-- WORK INSTRUCTIONS --
Every entry must be copied word for word.

-- GIVEN RECORDS --
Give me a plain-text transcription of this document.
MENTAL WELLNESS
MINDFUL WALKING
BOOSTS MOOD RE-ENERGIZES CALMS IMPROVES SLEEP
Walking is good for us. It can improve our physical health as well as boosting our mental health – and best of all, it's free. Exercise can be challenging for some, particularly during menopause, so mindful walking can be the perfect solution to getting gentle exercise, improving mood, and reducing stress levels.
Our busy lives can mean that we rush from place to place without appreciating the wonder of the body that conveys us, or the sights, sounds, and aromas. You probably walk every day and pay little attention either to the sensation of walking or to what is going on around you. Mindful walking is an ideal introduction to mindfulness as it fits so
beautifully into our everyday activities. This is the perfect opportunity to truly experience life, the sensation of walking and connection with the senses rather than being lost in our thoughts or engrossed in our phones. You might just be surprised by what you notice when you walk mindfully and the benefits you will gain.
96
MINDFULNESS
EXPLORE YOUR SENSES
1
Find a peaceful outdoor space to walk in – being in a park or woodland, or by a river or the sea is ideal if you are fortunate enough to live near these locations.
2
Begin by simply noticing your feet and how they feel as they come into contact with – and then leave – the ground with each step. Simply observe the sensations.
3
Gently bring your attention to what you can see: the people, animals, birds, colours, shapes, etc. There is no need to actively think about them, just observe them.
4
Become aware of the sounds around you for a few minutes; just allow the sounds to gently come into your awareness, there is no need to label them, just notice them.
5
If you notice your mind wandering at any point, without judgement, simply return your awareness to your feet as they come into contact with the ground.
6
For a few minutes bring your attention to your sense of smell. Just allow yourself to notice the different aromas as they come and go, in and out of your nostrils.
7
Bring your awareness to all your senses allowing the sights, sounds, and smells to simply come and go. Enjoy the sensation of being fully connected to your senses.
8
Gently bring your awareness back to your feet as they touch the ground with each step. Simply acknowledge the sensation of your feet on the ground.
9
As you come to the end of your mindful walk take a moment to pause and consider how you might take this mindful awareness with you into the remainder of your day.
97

-- FINAL ANSWER --
Give me a plain-text transcription of this document.
MENTAL WELLNESS
MINDFUL WALKING
BOOSTS MOOD RE-ENERGIZES CALMS IMPROVES SLEEP
Walking is good for us. It can improve our physical health as well as boosting our mental health – and best of all, it's free. Exercise can be challenging for some, particularly during menopause, so mindful walking can be the perfect solution to getting gentle exercise, improving mood, and reducing stress levels.
Our busy lives can mean that we rush from place to place without appreciating the wonder of the body that conveys us, or the sights, sounds, and aromas. You probably walk every day and pay little attention either to the sensation of walking or to what is going on around you. Mindful walking is an ideal introduction to mindfulness as it fits so
beautifully into our everyday activities. This is the perfect opportunity to truly experience life, the sensation of walking and connection with the senses rather than being lost in our thoughts or engrossed in our phones. You might just be surprised by what you notice when you walk mindfully and the benefits you will gain.
96
MINDFULNESS
EXPLORE YOUR SENSES
1
Find a peaceful outdoor space to walk in – being in a park or woodland, or by a river or the sea is ideal if you are fortunate enough to live near these locations.
2
Begin by simply noticing your feet and how they feel as they come into contact with – and then leave – the ground with each step. Simply observe the sensations.
3
Gently bring your attention to what you can see: the people, animals, birds, colours, shapes, etc. There is no need to actively think about them, just observe them.
4
Become aware of the sounds around you for a few minutes; just allow the sounds to gently come into your awareness, there is no need to label them, just notice them.
5
If you notice your mind wandering at any point, without judgement, simply return your awareness to your feet as they come into contact with the ground.
6
For a few minutes bring your attention to your sense of smell. Just allow yourself to notice the different aromas as they come and go, in and out of your nostrils.
7
Bring your awareness to all your senses allowing the sights, sounds, and smells to simply come and go. Enjoy the sensation of being fully connected to your senses.
8
Gently bring your awareness back to your feet as they touch the ground with each step. Simply acknowledge the sensation of your feet on the ground.
9
As you come to the end of your mindful walk take a moment to pause and consider how you might take this mindful awareness with you into the remainder of your day.
97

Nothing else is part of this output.